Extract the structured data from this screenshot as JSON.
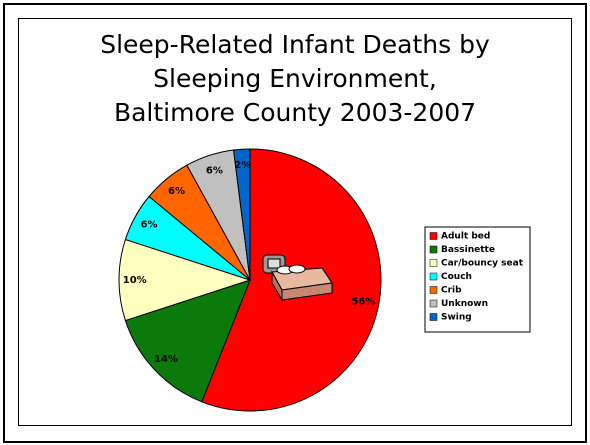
{
  "chart_data": {
    "type": "pie",
    "title": "Sleep-Related Infant Deaths by\nSleeping Environment,\nBaltimore County 2003-2007",
    "categories": [
      "Adult bed",
      "Bassinette",
      "Car/bouncy seat",
      "Couch",
      "Crib",
      "Unknown",
      "Swing"
    ],
    "values": [
      56,
      14,
      10,
      6,
      6,
      6,
      2
    ],
    "value_labels": [
      "56%",
      "14%",
      "10%",
      "6%",
      "6%",
      "6%",
      "2%"
    ],
    "colors": [
      "#ff0000",
      "#0a7a0a",
      "#ffffc0",
      "#00ffff",
      "#ff6600",
      "#c0c0c0",
      "#0066cc"
    ]
  }
}
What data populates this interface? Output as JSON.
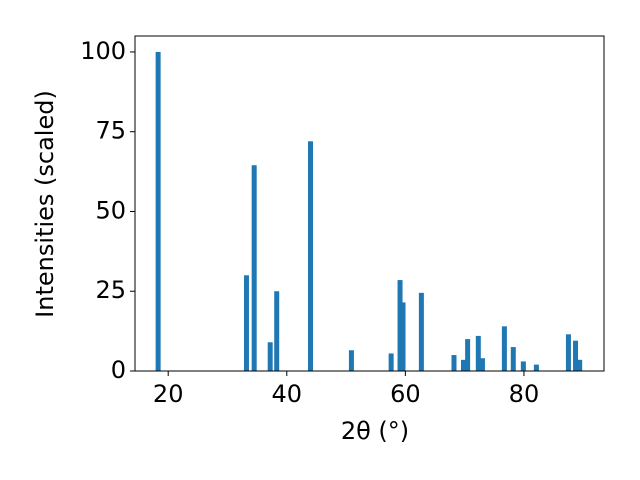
{
  "chart_data": {
    "type": "bar",
    "x_label": "2θ (°)",
    "y_label": "Intensities (scaled)",
    "x": [
      18.3,
      33.2,
      34.5,
      37.2,
      38.3,
      44.0,
      50.9,
      57.6,
      59.1,
      59.6,
      62.7,
      68.2,
      69.8,
      70.5,
      72.3,
      73.0,
      76.7,
      78.2,
      79.9,
      82.1,
      87.5,
      88.7,
      89.4
    ],
    "values": [
      100,
      30,
      64.5,
      9,
      25,
      72,
      6.5,
      5.5,
      28.5,
      21.5,
      24.5,
      5,
      3.5,
      10,
      11,
      4,
      14,
      7.5,
      3,
      2,
      11.5,
      9.5,
      3.5
    ],
    "color": "#1f77b4",
    "xlim": [
      14.4,
      93.5
    ],
    "xticks": [
      20,
      40,
      60,
      80
    ],
    "ylim": [
      0,
      105
    ],
    "yticks": [
      0,
      25,
      50,
      75,
      100
    ],
    "grid": false
  }
}
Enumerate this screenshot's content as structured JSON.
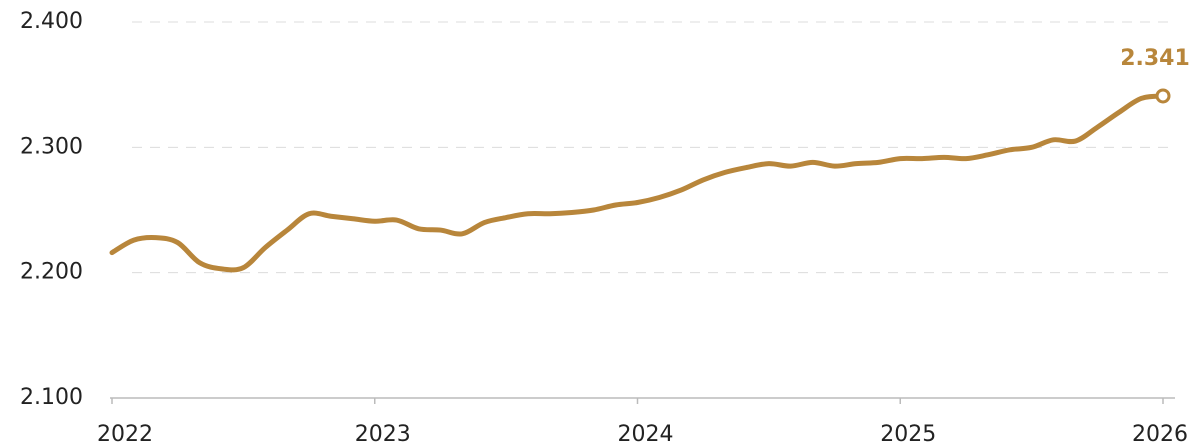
{
  "chart_data": {
    "type": "line",
    "x": [
      2022,
      2022.083,
      2022.167,
      2022.25,
      2022.333,
      2022.417,
      2022.5,
      2022.583,
      2022.667,
      2022.75,
      2022.833,
      2022.917,
      2023,
      2023.083,
      2023.167,
      2023.25,
      2023.333,
      2023.417,
      2023.5,
      2023.583,
      2023.667,
      2023.75,
      2023.833,
      2023.917,
      2024,
      2024.083,
      2024.167,
      2024.25,
      2024.333,
      2024.417,
      2024.5,
      2024.583,
      2024.667,
      2024.75,
      2024.833,
      2024.917,
      2025,
      2025.083,
      2025.167,
      2025.25,
      2025.333,
      2025.417,
      2025.5,
      2025.583,
      2025.667,
      2025.75,
      2025.833,
      2025.917,
      2026
    ],
    "series": [
      {
        "color": "#b8863b",
        "values": [
          2.216,
          2.226,
          2.228,
          2.224,
          2.208,
          2.203,
          2.204,
          2.22,
          2.234,
          2.247,
          2.245,
          2.243,
          2.241,
          2.242,
          2.235,
          2.234,
          2.231,
          2.24,
          2.244,
          2.247,
          2.247,
          2.248,
          2.25,
          2.254,
          2.256,
          2.26,
          2.266,
          2.274,
          2.28,
          2.284,
          2.287,
          2.285,
          2.288,
          2.285,
          2.287,
          2.288,
          2.291,
          2.291,
          2.292,
          2.291,
          2.294,
          2.298,
          2.3,
          2.306,
          2.305,
          2.316,
          2.328,
          2.339,
          2.341
        ]
      }
    ],
    "xlim": [
      2022,
      2026
    ],
    "xticks": [
      2022,
      2023,
      2024,
      2025,
      2026
    ],
    "ylim": [
      2.1,
      2.4
    ],
    "yticks": [
      {
        "value": 2.1,
        "label": "2.100"
      },
      {
        "value": 2.2,
        "label": "2.200"
      },
      {
        "value": 2.3,
        "label": "2.300"
      },
      {
        "value": 2.4,
        "label": "2.400"
      }
    ],
    "grid": true
  }
}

==========

#### What is asked:
Set down all the data again exactly as above, pictures excluded.

#### Full response:
Extract the structured data from this screenshot as JSON.
{
  "chart_data": {
    "type": "pie",
    "title": "Sleep-Related Infant Deaths by\nSleeping Environment,\nBaltimore County 2003-2007",
    "categories": [
      "Adult bed",
      "Bassinette",
      "Car/bouncy seat",
      "Couch",
      "Crib",
      "Unknown",
      "Swing"
    ],
    "values": [
      56,
      14,
      10,
      6,
      6,
      6,
      2
    ],
    "value_labels": [
      "56%",
      "14%",
      "10%",
      "6%",
      "6%",
      "6%",
      "2%"
    ],
    "colors": [
      "#ff0000",
      "#0a7a0a",
      "#ffffc0",
      "#00ffff",
      "#ff6600",
      "#c0c0c0",
      "#0066cc"
    ]
  }
}
What data populates this interface? Output as JSON.
{
  "chart_data": {
    "type": "bar",
    "x_label": "2θ (°)",
    "y_label": "Intensities (scaled)",
    "x": [
      18.3,
      33.2,
      34.5,
      37.2,
      38.3,
      44.0,
      50.9,
      57.6,
      59.1,
      59.6,
      62.7,
      68.2,
      69.8,
      70.5,
      72.3,
      73.0,
      76.7,
      78.2,
      79.9,
      82.1,
      87.5,
      88.7,
      89.4
    ],
    "values": [
      100,
      30,
      64.5,
      9,
      25,
      72,
      6.5,
      5.5,
      28.5,
      21.5,
      24.5,
      5,
      3.5,
      10,
      11,
      4,
      14,
      7.5,
      3,
      2,
      11.5,
      9.5,
      3.5
    ],
    "color": "#1f77b4",
    "xlim": [
      14.4,
      93.5
    ],
    "xticks": [
      20,
      40,
      60,
      80
    ],
    "ylim": [
      0,
      105
    ],
    "yticks": [
      0,
      25,
      50,
      75,
      100
    ],
    "grid": false
  }
}
Enumerate this screenshot's content as structured JSON.
{
  "chart_data": {
    "type": "line",
    "x": [
      2022,
      2022.083,
      2022.167,
      2022.25,
      2022.333,
      2022.417,
      2022.5,
      2022.583,
      2022.667,
      2022.75,
      2022.833,
      2022.917,
      2023,
      2023.083,
      2023.167,
      2023.25,
      2023.333,
      2023.417,
      2023.5,
      2023.583,
      2023.667,
      2023.75,
      2023.833,
      2023.917,
      2024,
      2024.083,
      2024.167,
      2024.25,
      2024.333,
      2024.417,
      2024.5,
      2024.583,
      2024.667,
      2024.75,
      2024.833,
      2024.917,
      2025,
      2025.083,
      2025.167,
      2025.25,
      2025.333,
      2025.417,
      2025.5,
      2025.583,
      2025.667,
      2025.75,
      2025.833,
      2025.917,
      2026
    ],
    "series": [
      {
        "color": "#b8863b",
        "values": [
          2.216,
          2.226,
          2.228,
          2.224,
          2.208,
          2.203,
          2.204,
          2.22,
          2.234,
          2.247,
          2.245,
          2.243,
          2.241,
          2.242,
          2.235,
          2.234,
          2.231,
          2.24,
          2.244,
          2.247,
          2.247,
          2.248,
          2.25,
          2.254,
          2.256,
          2.26,
          2.266,
          2.274,
          2.28,
          2.284,
          2.287,
          2.285,
          2.288,
          2.285,
          2.287,
          2.288,
          2.291,
          2.291,
          2.292,
          2.291,
          2.294,
          2.298,
          2.3,
          2.306,
          2.305,
          2.316,
          2.328,
          2.339,
          2.341
        ]
      }
    ],
    "xlim": [
      2022,
      2026
    ],
    "xticks": [
      2022,
      2023,
      2024,
      2025,
      2026
    ],
    "ylim": [
      2.1,
      2.4
    ],
    "yticks": [
      {
        "value": 2.1,
        "label": "2.100"
      },
      {
        "value": 2.2,
        "label": "2.200"
      },
      {
        "value": 2.3,
        "label": "2.300"
      },
      {
        "value": 2.4,
        "label": "2.400"
      }
    ],
    "grid": true
  }
}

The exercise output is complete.